GIVEN TASK: Of the lines in this listing, how many contain the word "WARNINGS"? Give the number and nothing else.

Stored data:
★ ★ ★ ★ ★ ★ ★

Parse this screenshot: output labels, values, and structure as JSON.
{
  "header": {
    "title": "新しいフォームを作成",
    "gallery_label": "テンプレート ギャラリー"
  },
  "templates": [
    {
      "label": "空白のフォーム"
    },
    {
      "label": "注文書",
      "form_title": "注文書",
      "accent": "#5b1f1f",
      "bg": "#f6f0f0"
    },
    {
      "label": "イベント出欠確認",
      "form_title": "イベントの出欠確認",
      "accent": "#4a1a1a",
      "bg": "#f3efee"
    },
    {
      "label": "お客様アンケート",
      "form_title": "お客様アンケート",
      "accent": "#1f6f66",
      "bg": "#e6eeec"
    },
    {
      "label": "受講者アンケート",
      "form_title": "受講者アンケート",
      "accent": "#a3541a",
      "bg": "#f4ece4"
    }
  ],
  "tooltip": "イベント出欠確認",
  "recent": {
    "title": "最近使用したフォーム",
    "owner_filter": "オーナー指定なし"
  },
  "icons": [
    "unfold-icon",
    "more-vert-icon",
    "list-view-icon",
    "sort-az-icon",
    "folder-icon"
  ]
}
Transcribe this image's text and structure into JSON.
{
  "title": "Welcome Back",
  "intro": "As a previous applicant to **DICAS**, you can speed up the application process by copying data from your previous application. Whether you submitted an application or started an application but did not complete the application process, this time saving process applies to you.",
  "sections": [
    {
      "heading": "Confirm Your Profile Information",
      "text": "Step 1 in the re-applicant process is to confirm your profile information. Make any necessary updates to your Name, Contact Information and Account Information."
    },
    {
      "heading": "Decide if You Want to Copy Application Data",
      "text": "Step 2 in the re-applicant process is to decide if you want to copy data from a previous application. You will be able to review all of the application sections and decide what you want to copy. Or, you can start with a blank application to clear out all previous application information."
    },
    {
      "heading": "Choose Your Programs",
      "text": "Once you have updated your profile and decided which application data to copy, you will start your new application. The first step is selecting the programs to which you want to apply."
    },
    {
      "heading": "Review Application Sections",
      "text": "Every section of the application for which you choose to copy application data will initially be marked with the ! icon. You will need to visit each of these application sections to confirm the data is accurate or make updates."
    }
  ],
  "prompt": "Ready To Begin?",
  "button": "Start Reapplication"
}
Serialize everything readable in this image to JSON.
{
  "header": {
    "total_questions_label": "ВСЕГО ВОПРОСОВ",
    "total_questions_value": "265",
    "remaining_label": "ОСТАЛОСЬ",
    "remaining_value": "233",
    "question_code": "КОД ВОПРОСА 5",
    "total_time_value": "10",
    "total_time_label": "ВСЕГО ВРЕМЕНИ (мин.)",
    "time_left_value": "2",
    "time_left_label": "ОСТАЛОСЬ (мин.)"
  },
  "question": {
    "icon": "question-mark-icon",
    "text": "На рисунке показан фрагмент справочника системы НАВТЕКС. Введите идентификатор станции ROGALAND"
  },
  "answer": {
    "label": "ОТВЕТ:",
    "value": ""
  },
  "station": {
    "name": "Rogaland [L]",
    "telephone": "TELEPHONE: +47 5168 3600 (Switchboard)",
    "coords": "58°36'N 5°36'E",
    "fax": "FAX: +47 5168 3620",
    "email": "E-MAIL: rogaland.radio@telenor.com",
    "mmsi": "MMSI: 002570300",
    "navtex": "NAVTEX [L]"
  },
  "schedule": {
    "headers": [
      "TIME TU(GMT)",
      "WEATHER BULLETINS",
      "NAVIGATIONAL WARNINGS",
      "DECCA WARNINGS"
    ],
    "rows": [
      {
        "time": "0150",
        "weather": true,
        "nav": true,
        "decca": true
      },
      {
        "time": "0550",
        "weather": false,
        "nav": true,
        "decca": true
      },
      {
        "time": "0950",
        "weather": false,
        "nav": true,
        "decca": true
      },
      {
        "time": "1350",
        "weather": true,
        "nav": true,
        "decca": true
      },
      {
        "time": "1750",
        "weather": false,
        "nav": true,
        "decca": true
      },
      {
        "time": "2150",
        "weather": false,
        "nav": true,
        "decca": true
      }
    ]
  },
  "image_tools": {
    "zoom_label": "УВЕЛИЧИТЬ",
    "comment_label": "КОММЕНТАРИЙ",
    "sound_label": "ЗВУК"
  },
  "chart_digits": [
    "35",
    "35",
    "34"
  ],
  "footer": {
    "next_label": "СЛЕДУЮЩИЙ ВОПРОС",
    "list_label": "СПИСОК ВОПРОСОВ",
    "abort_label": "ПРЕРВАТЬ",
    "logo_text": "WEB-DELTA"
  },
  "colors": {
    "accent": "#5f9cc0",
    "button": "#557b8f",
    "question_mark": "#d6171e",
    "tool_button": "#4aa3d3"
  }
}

★ ★ ★ ★ ★ ★ ★

SOLUTION TO THE PROBLEM: 2